Aufgaben →
**1)** Woraus sollen die drei Maßnahmen laut dem Redeausschnitt finanziert werden?
**2)** Geben Sie aus dem Redeausschnitt alles von „Okay. Aber intern“ bis hinunter zu „Verantwortung der Landesregierung.“ wortgetreu wieder.
**3)** Stimmen die folgenden Aussagen mit dem Redeausschnitt überein? Antworten Sie jeweils mit Ja oder Nein, und zitieren Sie die entscheidenden Worte.
(a) Die AfD hat allen drei Maßnahmen zugestimmt.
(b) FDP und SPD haben gegen das Sonderprogramm Radabstellanlagen und Schulwegbeleuchtung gestimmt.
(c) Zu den Maßnahmen gehören Investitionen in Sportstätten.

Abgedruckter Text →
+===+

Okay. Aber intern beraten wir heute eigentlich über drei Maßnahmen, die aus dem Sondervermögen finanziert werden sollen. Es geht um ein Programm zur Erstausbildung und zur Ausbildungsförderung, es geht um Investitionen in Sportstätten, und es geht um ein Sonderprogramm zur Schulwegbeleuchtung und für Radabstellanlagen. Diesen Maßnahmen stimmen wir zu. In der Sache sind sie sinnvoll und richtig. Ob die Landesregierung am Ende etwas daraus macht, ob diese Maßnahmen überhaupt so umgesetzt werden, wie wir uns das vorstellen und wie wir sie für richtig halten, sei dahingestellt. Aber das liegt in der Verantwortung der Landesregierung.

In der Ausschussberatung durfte man zur Kenntnis nehmen, wie sich die Fraktionen positionieren. Wir haben festgestellt, die AfD hat keiner dieser Maßnahmen zugestimmt. FDP und SPD haben gegen das Sonderprogramm Radabstellanlagen und Schulwegbeleuchtung gestimmt.

+===+

Datenauszüge →
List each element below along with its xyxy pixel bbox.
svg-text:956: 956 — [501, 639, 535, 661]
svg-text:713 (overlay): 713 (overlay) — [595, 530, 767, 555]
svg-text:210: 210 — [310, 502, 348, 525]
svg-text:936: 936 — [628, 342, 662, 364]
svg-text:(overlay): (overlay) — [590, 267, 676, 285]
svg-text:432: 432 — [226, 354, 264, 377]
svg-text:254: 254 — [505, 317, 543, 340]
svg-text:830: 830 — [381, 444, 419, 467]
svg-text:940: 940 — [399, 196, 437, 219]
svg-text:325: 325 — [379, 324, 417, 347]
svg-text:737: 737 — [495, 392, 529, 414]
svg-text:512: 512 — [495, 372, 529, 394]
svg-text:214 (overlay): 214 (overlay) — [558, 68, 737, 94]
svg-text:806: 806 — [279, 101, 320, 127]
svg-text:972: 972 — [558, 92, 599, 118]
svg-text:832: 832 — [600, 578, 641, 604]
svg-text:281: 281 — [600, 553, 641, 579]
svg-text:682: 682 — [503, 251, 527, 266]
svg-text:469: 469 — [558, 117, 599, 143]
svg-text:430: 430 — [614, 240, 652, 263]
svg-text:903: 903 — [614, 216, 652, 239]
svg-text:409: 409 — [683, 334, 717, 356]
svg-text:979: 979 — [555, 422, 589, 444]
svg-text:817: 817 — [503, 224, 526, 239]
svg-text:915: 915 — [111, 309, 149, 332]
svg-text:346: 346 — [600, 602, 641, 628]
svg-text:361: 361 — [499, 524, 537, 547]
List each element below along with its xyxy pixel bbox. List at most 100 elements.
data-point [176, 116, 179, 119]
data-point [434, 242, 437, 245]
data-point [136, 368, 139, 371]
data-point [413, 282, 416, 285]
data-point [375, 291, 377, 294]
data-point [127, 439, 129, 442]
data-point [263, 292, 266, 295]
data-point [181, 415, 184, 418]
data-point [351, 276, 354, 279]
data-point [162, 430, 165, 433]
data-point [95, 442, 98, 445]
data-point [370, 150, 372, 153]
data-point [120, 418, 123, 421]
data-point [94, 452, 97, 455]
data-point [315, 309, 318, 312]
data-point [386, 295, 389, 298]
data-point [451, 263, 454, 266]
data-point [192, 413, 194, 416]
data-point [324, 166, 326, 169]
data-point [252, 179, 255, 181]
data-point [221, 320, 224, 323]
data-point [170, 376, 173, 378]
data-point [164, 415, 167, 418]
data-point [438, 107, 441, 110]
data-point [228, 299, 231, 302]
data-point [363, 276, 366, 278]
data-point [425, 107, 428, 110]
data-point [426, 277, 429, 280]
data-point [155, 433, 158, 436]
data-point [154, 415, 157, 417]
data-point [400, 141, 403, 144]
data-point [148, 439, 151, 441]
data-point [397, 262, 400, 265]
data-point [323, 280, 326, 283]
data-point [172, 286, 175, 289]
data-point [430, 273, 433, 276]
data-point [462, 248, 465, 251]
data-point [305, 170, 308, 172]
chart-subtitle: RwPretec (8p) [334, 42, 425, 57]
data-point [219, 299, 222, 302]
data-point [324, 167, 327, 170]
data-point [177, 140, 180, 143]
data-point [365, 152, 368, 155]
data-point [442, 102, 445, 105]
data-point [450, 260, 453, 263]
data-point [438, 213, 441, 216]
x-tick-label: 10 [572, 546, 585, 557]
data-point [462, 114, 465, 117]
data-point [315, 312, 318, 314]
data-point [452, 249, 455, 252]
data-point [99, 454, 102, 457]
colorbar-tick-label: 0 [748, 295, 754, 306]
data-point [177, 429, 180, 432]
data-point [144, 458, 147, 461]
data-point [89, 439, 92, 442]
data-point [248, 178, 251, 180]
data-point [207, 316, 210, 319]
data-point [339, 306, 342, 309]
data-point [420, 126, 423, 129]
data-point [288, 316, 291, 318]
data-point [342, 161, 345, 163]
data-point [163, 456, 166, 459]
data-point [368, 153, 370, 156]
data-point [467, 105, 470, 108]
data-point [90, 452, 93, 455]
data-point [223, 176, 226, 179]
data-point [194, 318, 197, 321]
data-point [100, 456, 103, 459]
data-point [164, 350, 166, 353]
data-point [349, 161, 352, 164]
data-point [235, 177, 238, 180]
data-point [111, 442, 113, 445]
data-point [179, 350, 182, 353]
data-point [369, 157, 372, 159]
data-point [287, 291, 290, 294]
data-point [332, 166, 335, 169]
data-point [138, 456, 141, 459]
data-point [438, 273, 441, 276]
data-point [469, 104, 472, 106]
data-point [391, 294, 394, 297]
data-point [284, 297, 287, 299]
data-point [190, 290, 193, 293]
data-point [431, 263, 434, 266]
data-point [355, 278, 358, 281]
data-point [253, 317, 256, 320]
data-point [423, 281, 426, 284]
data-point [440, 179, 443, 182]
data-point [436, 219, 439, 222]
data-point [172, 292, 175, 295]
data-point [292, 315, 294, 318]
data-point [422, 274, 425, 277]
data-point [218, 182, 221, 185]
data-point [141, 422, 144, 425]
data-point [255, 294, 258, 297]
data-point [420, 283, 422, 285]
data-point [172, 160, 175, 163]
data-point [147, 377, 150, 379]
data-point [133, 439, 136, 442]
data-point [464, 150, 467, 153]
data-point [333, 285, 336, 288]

+===+

Lösungen →
**1)** Aus dem Sondervermögen.

**2)**
Okay. Aber intern beraten wir heute eigentlich über drei Maßnahmen, die aus dem Sondervermögen finanziert werden sollen. Es geht um ein Programm zur Erstausbildung und zur Ausbildungsförderung, es geht um Investitionen in Sportstätten, und es geht um ein Sonderprogramm zur Schulwegbeleuchtung und für Radabstellanlagen. Diesen Maßnahmen stimmen wir zu. In der Sache sind sie sinnvoll und richtig. Ob die Landesregierung am Ende etwas daraus macht, ob diese Maßnahmen überhaupt so umgesetzt werden, wie wir uns das vorstellen und wie wir sie für richtig halten, sei dahingestellt. Aber das liegt in der Verantwortung der Landesregierung.

**3)**
(a) Nein: „die AfD hat keiner dieser Maßnahmen zugestimmt“
(b) Ja: „FDP und SPD haben gegen das Sonderprogramm Radabstellanlagen und Schulwegbeleuchtung gestimmt“
(c) Ja: „es geht um Investitionen in Sportstätten“